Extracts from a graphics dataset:
[START]
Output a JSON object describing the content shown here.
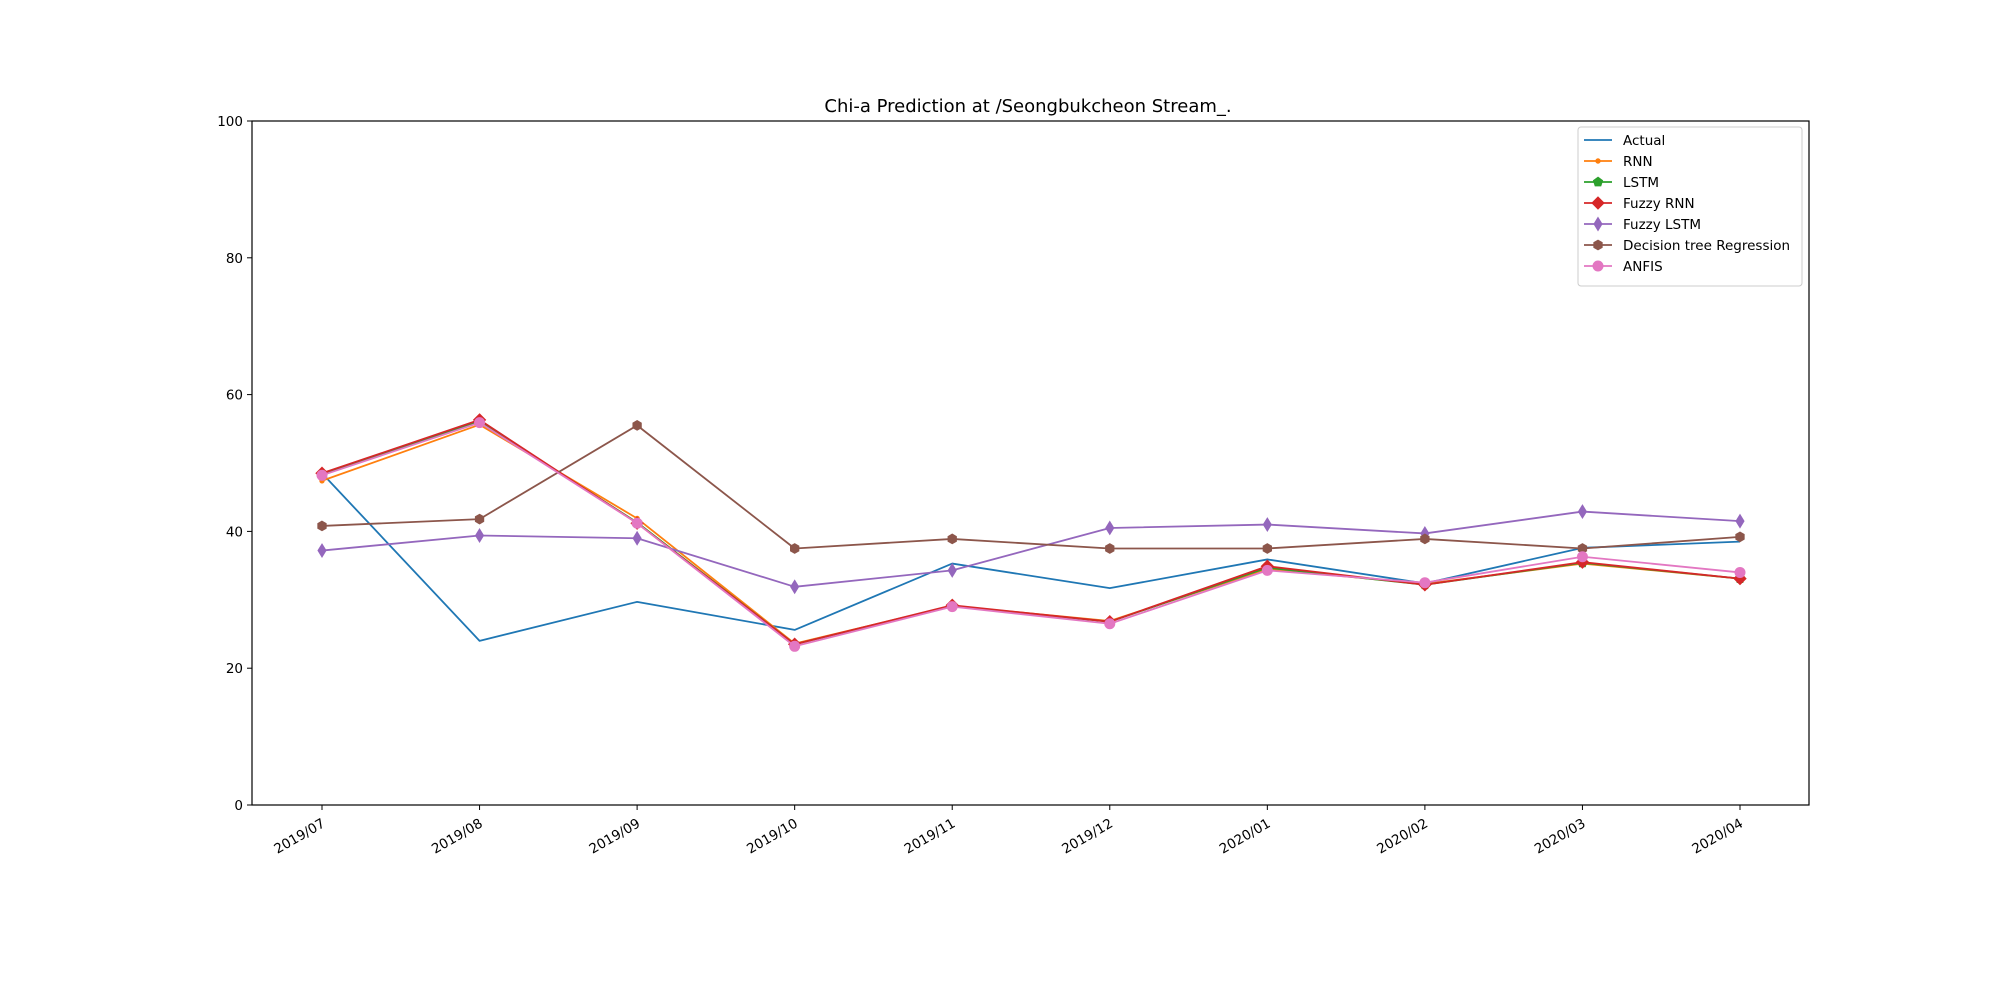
{
  "chart_data": {
    "type": "line",
    "title": "Chi-a Prediction at /Seongbukcheon Stream_.",
    "xlabel": "",
    "ylabel": "",
    "ylim": [
      0,
      100
    ],
    "yticks": [
      "0",
      "20",
      "40",
      "60",
      "80",
      "100"
    ],
    "categories": [
      "2019/07",
      "2019/08",
      "2019/09",
      "2019/10",
      "2019/11",
      "2019/12",
      "2020/01",
      "2020/02",
      "2020/03",
      "2020/04"
    ],
    "grid": false,
    "legend_position": "top-right",
    "series": [
      {
        "name": "Actual",
        "color": "#1f77b4",
        "marker": "none",
        "values": [
          48.5,
          24.0,
          29.7,
          25.6,
          35.3,
          31.7,
          35.9,
          32.4,
          37.6,
          38.5
        ]
      },
      {
        "name": "RNN",
        "color": "#ff7f0e",
        "marker": "point",
        "values": [
          47.4,
          55.6,
          41.9,
          23.6,
          29.1,
          26.9,
          34.5,
          32.3,
          35.3,
          33.1
        ]
      },
      {
        "name": "LSTM",
        "color": "#2ca02c",
        "marker": "pentagon",
        "values": [
          48.4,
          56.1,
          41.3,
          23.5,
          29.1,
          26.8,
          34.7,
          32.2,
          35.4,
          33.1
        ]
      },
      {
        "name": "Fuzzy RNN",
        "color": "#d62728",
        "marker": "diamond",
        "values": [
          48.5,
          56.3,
          41.2,
          23.5,
          29.2,
          26.8,
          34.9,
          32.2,
          35.5,
          33.1
        ]
      },
      {
        "name": "Fuzzy LSTM",
        "color": "#9467bd",
        "marker": "thin_diamond",
        "values": [
          37.2,
          39.4,
          39.0,
          31.9,
          34.3,
          40.5,
          41.0,
          39.7,
          42.9,
          41.5
        ]
      },
      {
        "name": "Decision tree Regression",
        "color": "#8c564b",
        "marker": "hexagon",
        "values": [
          40.8,
          41.8,
          55.5,
          37.5,
          38.9,
          37.5,
          37.5,
          38.9,
          37.5,
          39.2
        ]
      },
      {
        "name": "ANFIS",
        "color": "#e377c2",
        "marker": "circle",
        "values": [
          48.2,
          55.9,
          41.2,
          23.2,
          29.0,
          26.5,
          34.3,
          32.5,
          36.3,
          34.0
        ]
      }
    ]
  }
}
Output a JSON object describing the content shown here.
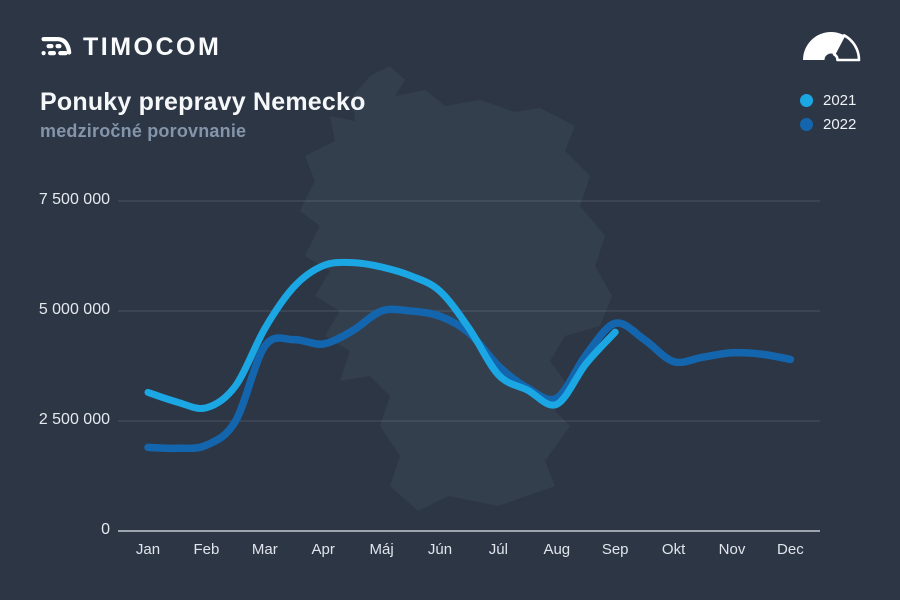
{
  "header": {
    "brand": "TIMOCOM",
    "title": "Ponuky prepravy Nemecko",
    "subtitle": "medziročné porovnanie"
  },
  "icons": {
    "brand_mark": "timocom-truck-lines-logo",
    "gauge": "speedometer-gauge"
  },
  "legend": [
    {
      "label": "2022",
      "color": "#1ba7e4"
    },
    {
      "label": "2021",
      "color": "#1366ae"
    }
  ],
  "chart_data": {
    "type": "line",
    "title": "Ponuky prepravy Nemecko",
    "subtitle": "medziročné porovnanie",
    "categories": [
      "Jan",
      "Feb",
      "Mar",
      "Apr",
      "Máj",
      "Jún",
      "Júl",
      "Aug",
      "Sep",
      "Okt",
      "Nov",
      "Dec"
    ],
    "y_ticks": [
      {
        "label": "7 500 000",
        "value": 7500000
      },
      {
        "label": "5 000 000",
        "value": 5000000
      },
      {
        "label": "2 500 000",
        "value": 2500000
      },
      {
        "label": "0",
        "value": 0
      }
    ],
    "ylim": [
      0,
      8200000
    ],
    "grid": true,
    "legend_position": "top-right",
    "background_motif": "germany-map-silhouette",
    "series": [
      {
        "name": "2021",
        "color": "#1366ae",
        "stroke_width": 7.5,
        "monthly_values": [
          1900000,
          1950000,
          4200000,
          4250000,
          5000000,
          4880000,
          3750000,
          3020000,
          4720000,
          3850000,
          4050000,
          3900000
        ],
        "points": [
          [
            0,
            1.9
          ],
          [
            0.5,
            1.88
          ],
          [
            1,
            1.95
          ],
          [
            1.5,
            2.5
          ],
          [
            2,
            4.2
          ],
          [
            2.5,
            4.35
          ],
          [
            3,
            4.25
          ],
          [
            3.5,
            4.55
          ],
          [
            4,
            5.0
          ],
          [
            4.5,
            5.0
          ],
          [
            5,
            4.88
          ],
          [
            5.5,
            4.5
          ],
          [
            6,
            3.75
          ],
          [
            6.5,
            3.25
          ],
          [
            7,
            3.02
          ],
          [
            7.5,
            4.0
          ],
          [
            8,
            4.72
          ],
          [
            8.5,
            4.35
          ],
          [
            9,
            3.85
          ],
          [
            9.5,
            3.95
          ],
          [
            10,
            4.05
          ],
          [
            10.5,
            4.02
          ],
          [
            11,
            3.9
          ]
        ]
      },
      {
        "name": "2022",
        "color": "#1ba7e4",
        "stroke_width": 7,
        "monthly_values": [
          3150000,
          2800000,
          4600000,
          6030000,
          6000000,
          5450000,
          3550000,
          2880000,
          4520000,
          null,
          null,
          null
        ],
        "points": [
          [
            0,
            3.15
          ],
          [
            0.5,
            2.93
          ],
          [
            1,
            2.8
          ],
          [
            1.5,
            3.3
          ],
          [
            2,
            4.6
          ],
          [
            2.5,
            5.55
          ],
          [
            3,
            6.03
          ],
          [
            3.5,
            6.1
          ],
          [
            4,
            6.0
          ],
          [
            4.5,
            5.8
          ],
          [
            5,
            5.45
          ],
          [
            5.5,
            4.6
          ],
          [
            6,
            3.55
          ],
          [
            6.5,
            3.2
          ],
          [
            7,
            2.88
          ],
          [
            7.5,
            3.8
          ],
          [
            8,
            4.52
          ]
        ]
      }
    ]
  }
}
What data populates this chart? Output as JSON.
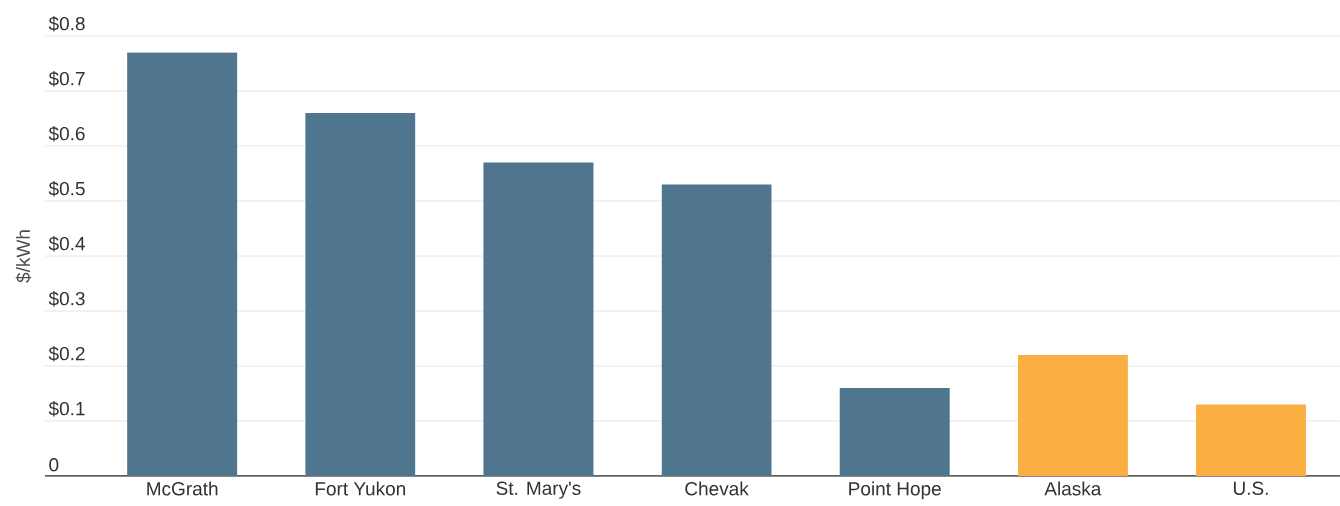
{
  "chart_data": {
    "type": "bar",
    "ylabel": "$/kWh",
    "categories": [
      "McGrath",
      "Fort Yukon",
      "St. Mary's",
      "Chevak",
      "Point Hope",
      "Alaska",
      "U.S."
    ],
    "values": [
      0.77,
      0.66,
      0.57,
      0.53,
      0.16,
      0.22,
      0.13
    ],
    "colors": [
      "#4f758f",
      "#4f758f",
      "#4f758f",
      "#4f758f",
      "#4f758f",
      "#fbaf42",
      "#fbaf42"
    ],
    "ylim": [
      0,
      0.8
    ],
    "yticks": [
      0,
      {
        "value": 0.1,
        "label": "$0.1"
      },
      {
        "value": 0.2,
        "label": "$0.2"
      },
      {
        "value": 0.3,
        "label": "$0.3"
      },
      {
        "value": 0.4,
        "label": "$0.4"
      },
      {
        "value": 0.5,
        "label": "$0.5"
      },
      {
        "value": 0.6,
        "label": "$0.6"
      },
      {
        "value": 0.7,
        "label": "$0.7"
      },
      {
        "value": 0.8,
        "label": "$0.8"
      }
    ],
    "grid": "y"
  }
}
[END]
Instruction
Each record above must be returned exactly as written, with its pictures omitted.

Answer to this task
Output a JSON object describing the content shown here.
{
  "chart_data": {
    "type": "line",
    "title": "Chi-a Prediction at /Seongbukcheon Stream_.",
    "xlabel": "",
    "ylabel": "",
    "ylim": [
      0,
      100
    ],
    "yticks": [
      "0",
      "20",
      "40",
      "60",
      "80",
      "100"
    ],
    "categories": [
      "2019/07",
      "2019/08",
      "2019/09",
      "2019/10",
      "2019/11",
      "2019/12",
      "2020/01",
      "2020/02",
      "2020/03",
      "2020/04"
    ],
    "grid": false,
    "legend_position": "top-right",
    "series": [
      {
        "name": "Actual",
        "color": "#1f77b4",
        "marker": "none",
        "values": [
          48.5,
          24.0,
          29.7,
          25.6,
          35.3,
          31.7,
          35.9,
          32.4,
          37.6,
          38.5
        ]
      },
      {
        "name": "RNN",
        "color": "#ff7f0e",
        "marker": "point",
        "values": [
          47.4,
          55.6,
          41.9,
          23.6,
          29.1,
          26.9,
          34.5,
          32.3,
          35.3,
          33.1
        ]
      },
      {
        "name": "LSTM",
        "color": "#2ca02c",
        "marker": "pentagon",
        "values": [
          48.4,
          56.1,
          41.3,
          23.5,
          29.1,
          26.8,
          34.7,
          32.2,
          35.4,
          33.1
        ]
      },
      {
        "name": "Fuzzy RNN",
        "color": "#d62728",
        "marker": "diamond",
        "values": [
          48.5,
          56.3,
          41.2,
          23.5,
          29.2,
          26.8,
          34.9,
          32.2,
          35.5,
          33.1
        ]
      },
      {
        "name": "Fuzzy LSTM",
        "color": "#9467bd",
        "marker": "thin_diamond",
        "values": [
          37.2,
          39.4,
          39.0,
          31.9,
          34.3,
          40.5,
          41.0,
          39.7,
          42.9,
          41.5
        ]
      },
      {
        "name": "Decision tree Regression",
        "color": "#8c564b",
        "marker": "hexagon",
        "values": [
          40.8,
          41.8,
          55.5,
          37.5,
          38.9,
          37.5,
          37.5,
          38.9,
          37.5,
          39.2
        ]
      },
      {
        "name": "ANFIS",
        "color": "#e377c2",
        "marker": "circle",
        "values": [
          48.2,
          55.9,
          41.2,
          23.2,
          29.0,
          26.5,
          34.3,
          32.5,
          36.3,
          34.0
        ]
      }
    ]
  }
}
Output a JSON object describing the content shown here.
{
  "header": {
    "brand": "TIMOCOM",
    "title": "Ponuky prepravy Nemecko",
    "subtitle": "medziročné porovnanie"
  },
  "icons": {
    "brand_mark": "timocom-truck-lines-logo",
    "gauge": "speedometer-gauge"
  },
  "legend": [
    {
      "label": "2022",
      "color": "#1ba7e4"
    },
    {
      "label": "2021",
      "color": "#1366ae"
    }
  ],
  "chart_data": {
    "type": "line",
    "title": "Ponuky prepravy Nemecko",
    "subtitle": "medziročné porovnanie",
    "categories": [
      "Jan",
      "Feb",
      "Mar",
      "Apr",
      "Máj",
      "Jún",
      "Júl",
      "Aug",
      "Sep",
      "Okt",
      "Nov",
      "Dec"
    ],
    "y_ticks": [
      {
        "label": "7 500 000",
        "value": 7500000
      },
      {
        "label": "5 000 000",
        "value": 5000000
      },
      {
        "label": "2 500 000",
        "value": 2500000
      },
      {
        "label": "0",
        "value": 0
      }
    ],
    "ylim": [
      0,
      8200000
    ],
    "grid": true,
    "legend_position": "top-right",
    "background_motif": "germany-map-silhouette",
    "series": [
      {
        "name": "2021",
        "color": "#1366ae",
        "stroke_width": 7.5,
        "monthly_values": [
          1900000,
          1950000,
          4200000,
          4250000,
          5000000,
          4880000,
          3750000,
          3020000,
          4720000,
          3850000,
          4050000,
          3900000
        ],
        "points": [
          [
            0,
            1.9
          ],
          [
            0.5,
            1.88
          ],
          [
            1,
            1.95
          ],
          [
            1.5,
            2.5
          ],
          [
            2,
            4.2
          ],
          [
            2.5,
            4.35
          ],
          [
            3,
            4.25
          ],
          [
            3.5,
            4.55
          ],
          [
            4,
            5.0
          ],
          [
            4.5,
            5.0
          ],
          [
            5,
            4.88
          ],
          [
            5.5,
            4.5
          ],
          [
            6,
            3.75
          ],
          [
            6.5,
            3.25
          ],
          [
            7,
            3.02
          ],
          [
            7.5,
            4.0
          ],
          [
            8,
            4.72
          ],
          [
            8.5,
            4.35
          ],
          [
            9,
            3.85
          ],
          [
            9.5,
            3.95
          ],
          [
            10,
            4.05
          ],
          [
            10.5,
            4.02
          ],
          [
            11,
            3.9
          ]
        ]
      },
      {
        "name": "2022",
        "color": "#1ba7e4",
        "stroke_width": 7,
        "monthly_values": [
          3150000,
          2800000,
          4600000,
          6030000,
          6000000,
          5450000,
          3550000,
          2880000,
          4520000,
          null,
          null,
          null
        ],
        "points": [
          [
            0,
            3.15
          ],
          [
            0.5,
            2.93
          ],
          [
            1,
            2.8
          ],
          [
            1.5,
            3.3
          ],
          [
            2,
            4.6
          ],
          [
            2.5,
            5.55
          ],
          [
            3,
            6.03
          ],
          [
            3.5,
            6.1
          ],
          [
            4,
            6.0
          ],
          [
            4.5,
            5.8
          ],
          [
            5,
            5.45
          ],
          [
            5.5,
            4.6
          ],
          [
            6,
            3.55
          ],
          [
            6.5,
            3.2
          ],
          [
            7,
            2.88
          ],
          [
            7.5,
            3.8
          ],
          [
            8,
            4.52
          ]
        ]
      }
    ]
  }
}
What data populates this chart? Output as JSON.
{
  "chart_data": {
    "type": "bar",
    "ylabel": "$/kWh",
    "categories": [
      "McGrath",
      "Fort Yukon",
      "St. Mary's",
      "Chevak",
      "Point Hope",
      "Alaska",
      "U.S."
    ],
    "values": [
      0.77,
      0.66,
      0.57,
      0.53,
      0.16,
      0.22,
      0.13
    ],
    "colors": [
      "#4f758f",
      "#4f758f",
      "#4f758f",
      "#4f758f",
      "#4f758f",
      "#fbaf42",
      "#fbaf42"
    ],
    "ylim": [
      0,
      0.8
    ],
    "yticks": [
      0,
      {
        "value": 0.1,
        "label": "$0.1"
      },
      {
        "value": 0.2,
        "label": "$0.2"
      },
      {
        "value": 0.3,
        "label": "$0.3"
      },
      {
        "value": 0.4,
        "label": "$0.4"
      },
      {
        "value": 0.5,
        "label": "$0.5"
      },
      {
        "value": 0.6,
        "label": "$0.6"
      },
      {
        "value": 0.7,
        "label": "$0.7"
      },
      {
        "value": 0.8,
        "label": "$0.8"
      }
    ],
    "grid": "y"
  }
}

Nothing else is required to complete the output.